Task input
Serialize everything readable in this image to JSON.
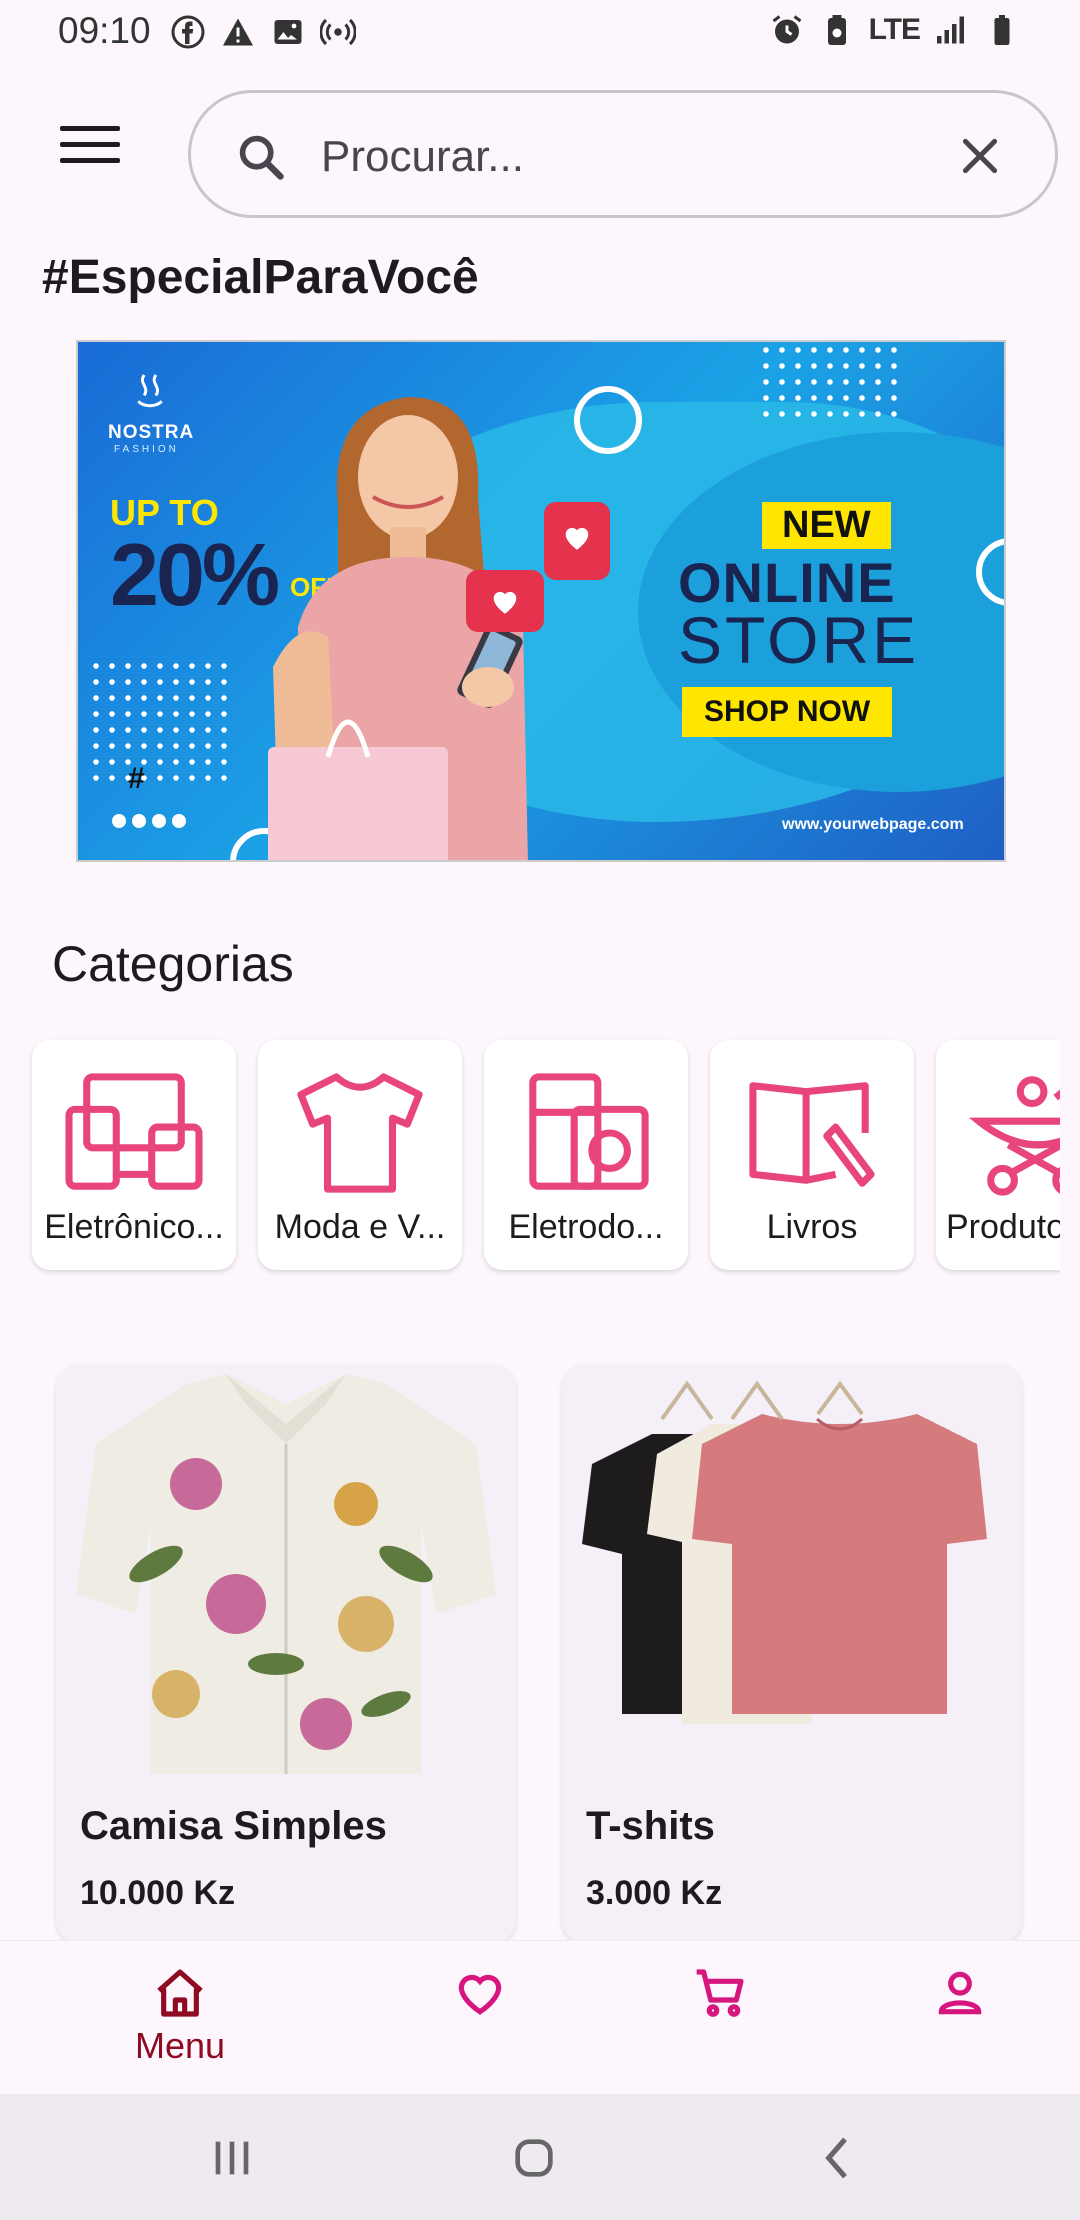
{
  "status_bar": {
    "time": "09:10",
    "network": "LTE"
  },
  "search": {
    "placeholder": "Procurar..."
  },
  "special_title": "#EspecialParaVocê",
  "banner": {
    "brand": "NOSTRA",
    "brand_sub": "FASHION",
    "upto": "UP TO",
    "percent": "20%",
    "off": "OFF",
    "new": "NEW",
    "online": "ONLINE",
    "store": "STORE",
    "shop_now": "SHOP NOW",
    "url": "www.yourwebpage.com",
    "hashtag": "#"
  },
  "categories_title": "Categorias",
  "categories": [
    {
      "label": "Eletrônico...",
      "icon": "devices-icon"
    },
    {
      "label": "Moda e V...",
      "icon": "tshirt-icon"
    },
    {
      "label": "Eletrodo...",
      "icon": "appliances-icon"
    },
    {
      "label": "Livros",
      "icon": "book-icon"
    },
    {
      "label": "Produto",
      "icon": "stroller-icon"
    }
  ],
  "products": [
    {
      "name": "Camisa Simples",
      "price": "10.000 Kz"
    },
    {
      "name": "T-shits",
      "price": "3.000 Kz"
    }
  ],
  "bottom_nav": {
    "menu_label": "Menu",
    "items": [
      "home-icon",
      "heart-icon",
      "cart-icon",
      "person-icon"
    ]
  },
  "colors": {
    "accent_pink": "#e8457a",
    "nav_active": "#8e0b21",
    "nav_icon": "#d6167e"
  }
}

Task details
Leave the pictures out and reproduce all of the records exactly.

Full output
Serialize everything readable in this image to JSON.
{
  "status_bar": {
    "time": "09:10",
    "network": "LTE"
  },
  "search": {
    "placeholder": "Procurar..."
  },
  "special_title": "#EspecialParaVocê",
  "banner": {
    "brand": "NOSTRA",
    "brand_sub": "FASHION",
    "upto": "UP TO",
    "percent": "20%",
    "off": "OFF",
    "new": "NEW",
    "online": "ONLINE",
    "store": "STORE",
    "shop_now": "SHOP NOW",
    "url": "www.yourwebpage.com",
    "hashtag": "#"
  },
  "categories_title": "Categorias",
  "categories": [
    {
      "label": "Eletrônico...",
      "icon": "devices-icon"
    },
    {
      "label": "Moda e V...",
      "icon": "tshirt-icon"
    },
    {
      "label": "Eletrodo...",
      "icon": "appliances-icon"
    },
    {
      "label": "Livros",
      "icon": "book-icon"
    },
    {
      "label": "Produto",
      "icon": "stroller-icon"
    }
  ],
  "products": [
    {
      "name": "Camisa Simples",
      "price": "10.000 Kz"
    },
    {
      "name": "T-shits",
      "price": "3.000 Kz"
    }
  ],
  "bottom_nav": {
    "menu_label": "Menu",
    "items": [
      "home-icon",
      "heart-icon",
      "cart-icon",
      "person-icon"
    ]
  },
  "colors": {
    "accent_pink": "#e8457a",
    "nav_active": "#8e0b21",
    "nav_icon": "#d6167e"
  }
}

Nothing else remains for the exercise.